Aim of the task
Repeat the entries below exactly as they appear, with no pictures.

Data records
== == ==
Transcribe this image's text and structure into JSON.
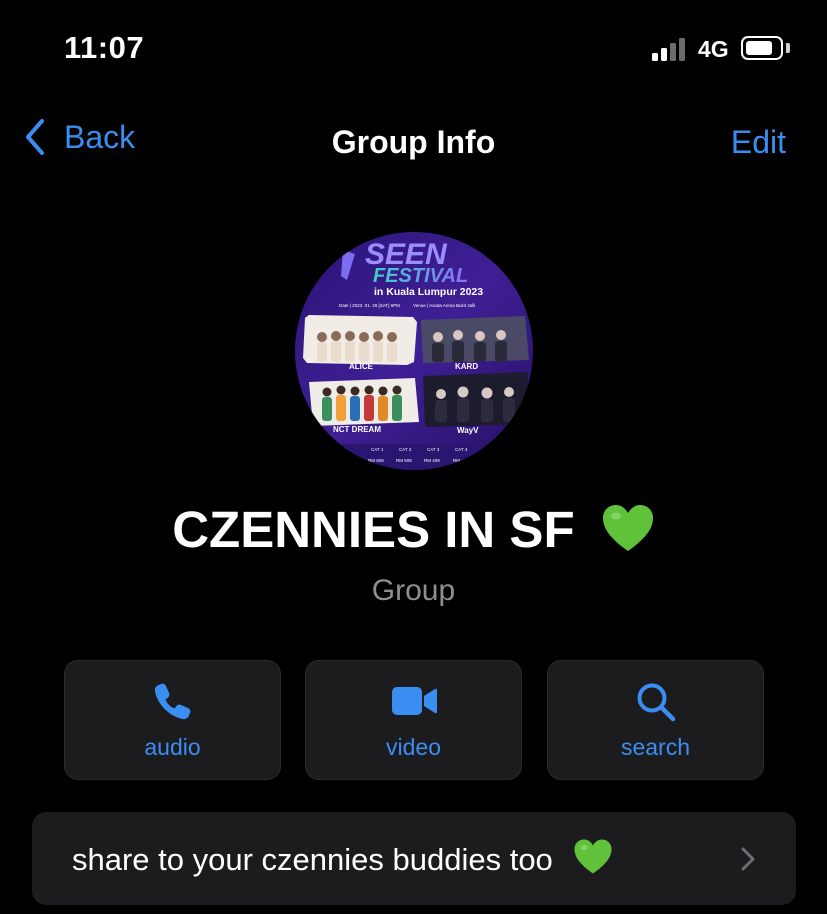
{
  "status_bar": {
    "time": "11:07",
    "network": "4G",
    "signal_icon": "cellular-signal-icon",
    "battery_icon": "battery-icon",
    "battery_level": 0.85
  },
  "nav": {
    "back_label": "Back",
    "title": "Group Info",
    "edit_label": "Edit",
    "back_icon": "chevron-left-icon"
  },
  "avatar": {
    "title_line1": "SEEN",
    "title_line2": "FESTIVAL",
    "title_line3": "in Kuala Lumpur 2023",
    "date_text": "Date | 2023. 01. 28 [SAT] 6PM",
    "venue_text": "Venue | Axiata Arena Bukit Jalil",
    "acts": [
      "ALICE",
      "KARD",
      "NCT DREAM",
      "WayV"
    ],
    "price_categories": [
      "VIP",
      "CAT 1",
      "CAT 2",
      "CAT 3",
      "CAT 4"
    ],
    "prices": [
      "RM",
      "RM 608",
      "RM 508",
      "RM 408",
      "RM"
    ]
  },
  "group": {
    "name": "CZENNIES IN SF",
    "name_emoji_icon": "green-heart-icon",
    "subtitle": "Group"
  },
  "actions": [
    {
      "label": "audio",
      "icon": "phone-icon"
    },
    {
      "label": "video",
      "icon": "video-camera-icon"
    },
    {
      "label": "search",
      "icon": "search-icon"
    }
  ],
  "description": {
    "text": "share to your czennies buddies too",
    "emoji_icon": "green-heart-icon",
    "chevron_icon": "chevron-right-icon"
  },
  "colors": {
    "background": "#000000",
    "accent": "#3a8ef2",
    "card": "#1c1c1e",
    "secondary_text": "#8e8e93",
    "heart": "#5fc23a",
    "poster_purple": "#3a1d8c"
  }
}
== == ==
Complete answer
Transcribe this image's text and structure into JSON.
{
  "status_bar": {
    "time": "11:07",
    "network": "4G",
    "signal_icon": "cellular-signal-icon",
    "battery_icon": "battery-icon",
    "battery_level": 0.85
  },
  "nav": {
    "back_label": "Back",
    "title": "Group Info",
    "edit_label": "Edit",
    "back_icon": "chevron-left-icon"
  },
  "avatar": {
    "title_line1": "SEEN",
    "title_line2": "FESTIVAL",
    "title_line3": "in Kuala Lumpur 2023",
    "date_text": "Date | 2023. 01. 28 [SAT] 6PM",
    "venue_text": "Venue | Axiata Arena Bukit Jalil",
    "acts": [
      "ALICE",
      "KARD",
      "NCT DREAM",
      "WayV"
    ],
    "price_categories": [
      "VIP",
      "CAT 1",
      "CAT 2",
      "CAT 3",
      "CAT 4"
    ],
    "prices": [
      "RM",
      "RM 608",
      "RM 508",
      "RM 408",
      "RM"
    ]
  },
  "group": {
    "name": "CZENNIES IN SF",
    "name_emoji_icon": "green-heart-icon",
    "subtitle": "Group"
  },
  "actions": [
    {
      "label": "audio",
      "icon": "phone-icon"
    },
    {
      "label": "video",
      "icon": "video-camera-icon"
    },
    {
      "label": "search",
      "icon": "search-icon"
    }
  ],
  "description": {
    "text": "share to your czennies buddies too",
    "emoji_icon": "green-heart-icon",
    "chevron_icon": "chevron-right-icon"
  },
  "colors": {
    "background": "#000000",
    "accent": "#3a8ef2",
    "card": "#1c1c1e",
    "secondary_text": "#8e8e93",
    "heart": "#5fc23a",
    "poster_purple": "#3a1d8c"
  }
}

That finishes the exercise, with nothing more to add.